Only lines with the word "translate" are needed; collect each of them from the listing below.

______

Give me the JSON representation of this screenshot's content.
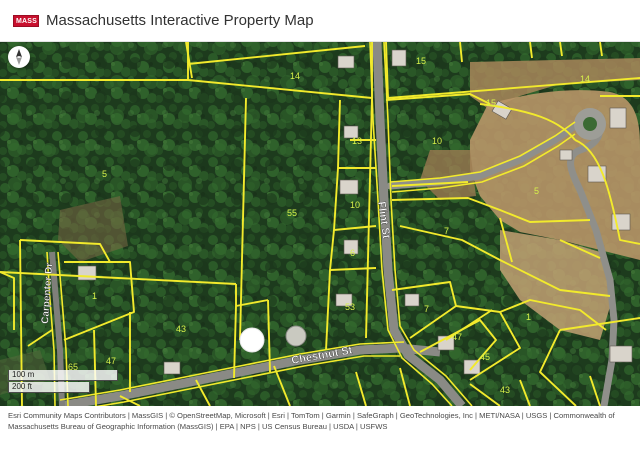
{
  "app": {
    "title": "Massachusetts Interactive Property Map",
    "logo_text": "MASS",
    "logo_color": "#c8102e"
  },
  "map": {
    "parcel_line_color": "#f2ea2c",
    "label_color": "#d8f24a",
    "street_label_color": "#ffffff",
    "streets": [
      {
        "name": "Flint St"
      },
      {
        "name": "Chestnut St"
      },
      {
        "name": "Carpenter Dr"
      }
    ],
    "parcel_labels": [
      "14",
      "15",
      "14",
      "15",
      "10",
      "5",
      "55",
      "13",
      "10",
      "6",
      "7",
      "5",
      "1",
      "53",
      "43",
      "7",
      "47",
      "45",
      "1",
      "47",
      "65",
      "43"
    ],
    "marker_icon": "white-circle-marker"
  },
  "controls": {
    "compass_icon": "north-arrow-icon"
  },
  "scalebar": {
    "metric": "100 m",
    "imperial": "200 ft"
  },
  "attribution": {
    "text": "Esri Community Maps Contributors | MassGIS | © OpenStreetMap, Microsoft | Esri | TomTom | Garmin | SafeGraph | GeoTechnologies, Inc | METI/NASA | USGS | Commonwealth of Massachusetts Bureau of Geographic Information (MassGIS) | EPA | NPS | US Census Bureau | USDA | USFWS"
  }
}
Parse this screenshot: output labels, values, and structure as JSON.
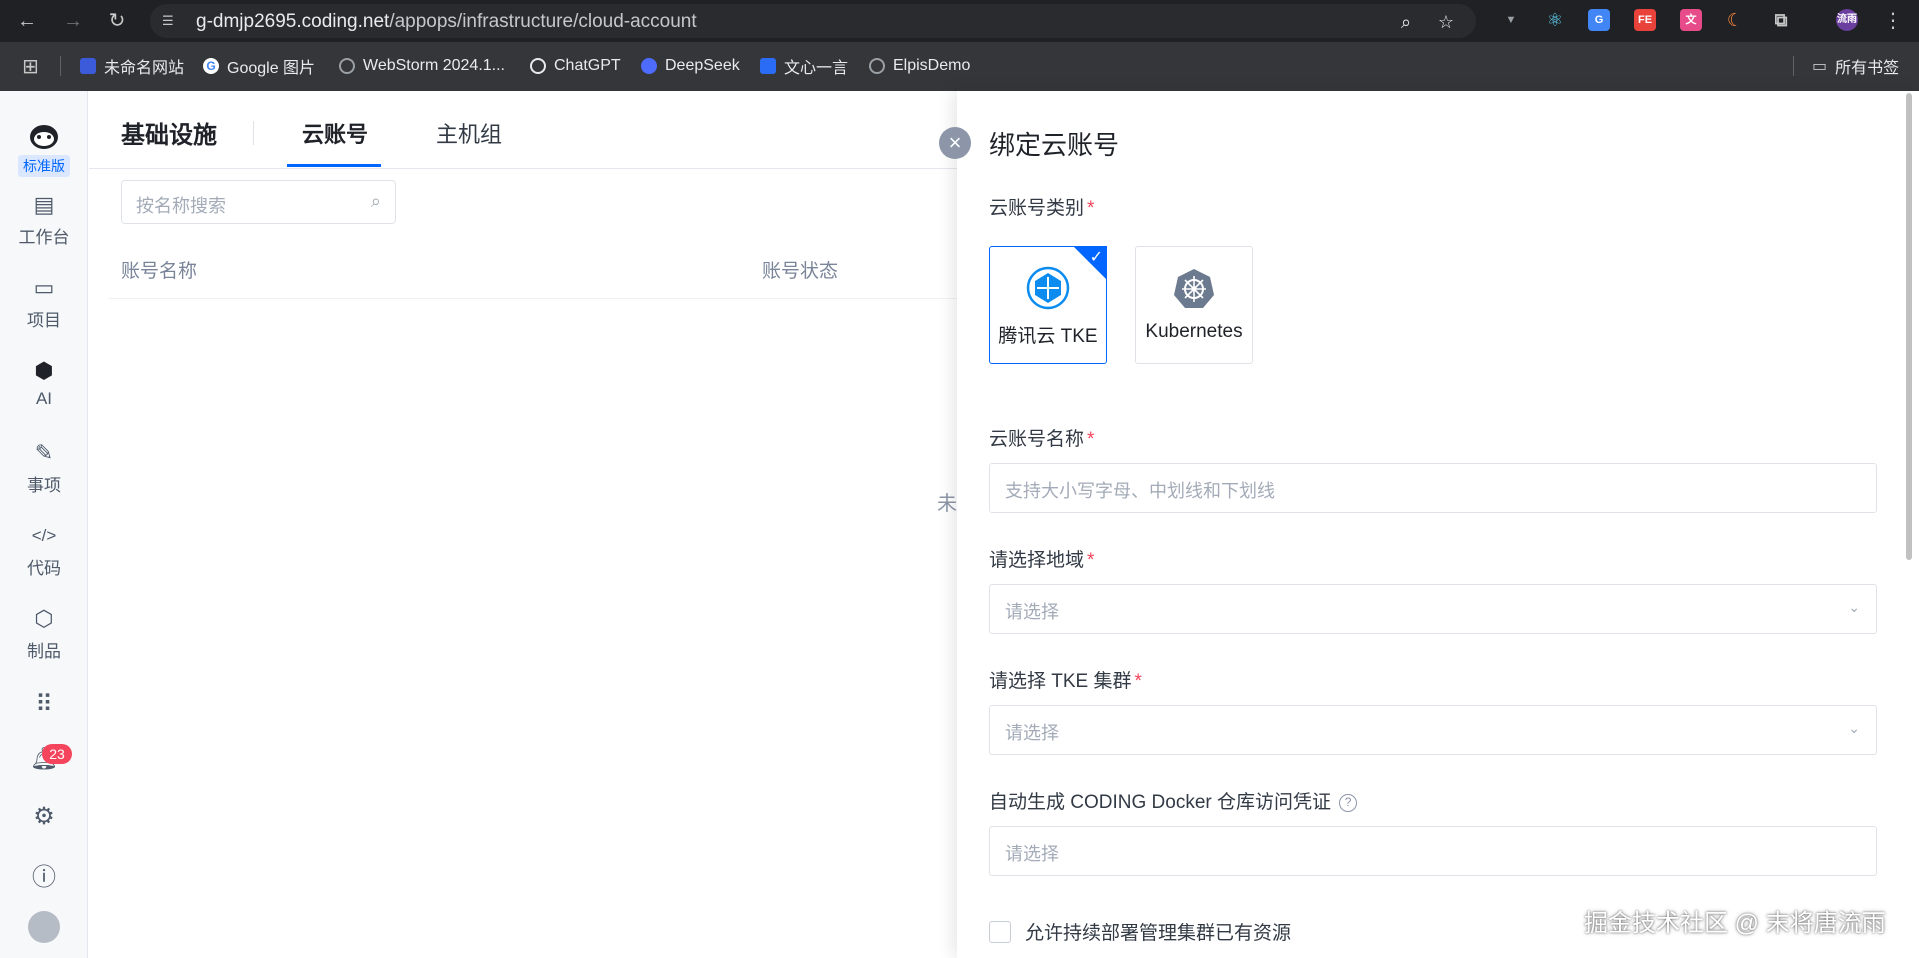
{
  "browser": {
    "url_host": "g-dmjp2695.coding.net",
    "url_path": "/appops/infrastructure/cloud-account",
    "bookmarks": [
      {
        "label": "未命名网站",
        "color": "#3b5bdb"
      },
      {
        "label": "Google 图片",
        "color": "#ffffff"
      },
      {
        "label": "WebStorm 2024.1...",
        "color": "#9aa0a6"
      },
      {
        "label": "ChatGPT",
        "color": "#e8eaed"
      },
      {
        "label": "DeepSeek",
        "color": "#4d6bfe"
      },
      {
        "label": "文心一言",
        "color": "#2b6cf6"
      },
      {
        "label": "ElpisDemo",
        "color": "#9aa0a6"
      }
    ],
    "all_bookmarks": "所有书签",
    "extensions": [
      {
        "icon": "vue-icon",
        "glyph": "▼",
        "bg": "transparent"
      },
      {
        "icon": "react-icon",
        "glyph": "⚛",
        "bg": "transparent"
      },
      {
        "icon": "translate-icon",
        "glyph": "G",
        "bg": "#4285f4"
      },
      {
        "icon": "fe-helper-icon",
        "glyph": "FE",
        "bg": "#e8423b"
      },
      {
        "icon": "translate-cn-icon",
        "glyph": "文",
        "bg": "#e84b8a"
      },
      {
        "icon": "moon-icon",
        "glyph": "☾",
        "bg": "#202124"
      },
      {
        "icon": "puzzle-icon",
        "glyph": "⧉",
        "bg": "transparent"
      }
    ],
    "profile": "流雨"
  },
  "sidebar": {
    "edition": "标准版",
    "items": [
      {
        "label": "工作台",
        "icon": "chart-icon"
      },
      {
        "label": "项目",
        "icon": "folder-icon"
      },
      {
        "label": "AI",
        "icon": "ai-icon"
      },
      {
        "label": "事项",
        "icon": "edit-icon"
      },
      {
        "label": "代码",
        "icon": "code-icon"
      },
      {
        "label": "制品",
        "icon": "box-icon"
      }
    ],
    "notifications_count": "23"
  },
  "main": {
    "section_title": "基础设施",
    "tabs": [
      "云账号",
      "主机组"
    ],
    "search_placeholder": "按名称搜索",
    "columns": [
      "账号名称",
      "账号状态"
    ],
    "empty_hint": "未"
  },
  "drawer": {
    "title": "绑定云账号",
    "type_label": "云账号类别",
    "types": [
      {
        "label": "腾讯云 TKE",
        "selected": true
      },
      {
        "label": "Kubernetes",
        "selected": false
      }
    ],
    "name_label": "云账号名称",
    "name_placeholder": "支持大小写字母、中划线和下划线",
    "region_label": "请选择地域",
    "region_placeholder": "请选择",
    "cluster_label": "请选择 TKE 集群",
    "cluster_placeholder": "请选择",
    "docker_label": "自动生成 CODING Docker 仓库访问凭证",
    "docker_placeholder": "请选择",
    "allow_label": "允许持续部署管理集群已有资源"
  },
  "watermark": "掘金技术社区 @ 末将唐流雨",
  "colors": {
    "accent": "#0066ff",
    "required": "#f5455c"
  }
}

______

• [ANSWER TO THIS EXERCISE]
        "icon": "translate-icon",
        "icon": "translate-cn-icon",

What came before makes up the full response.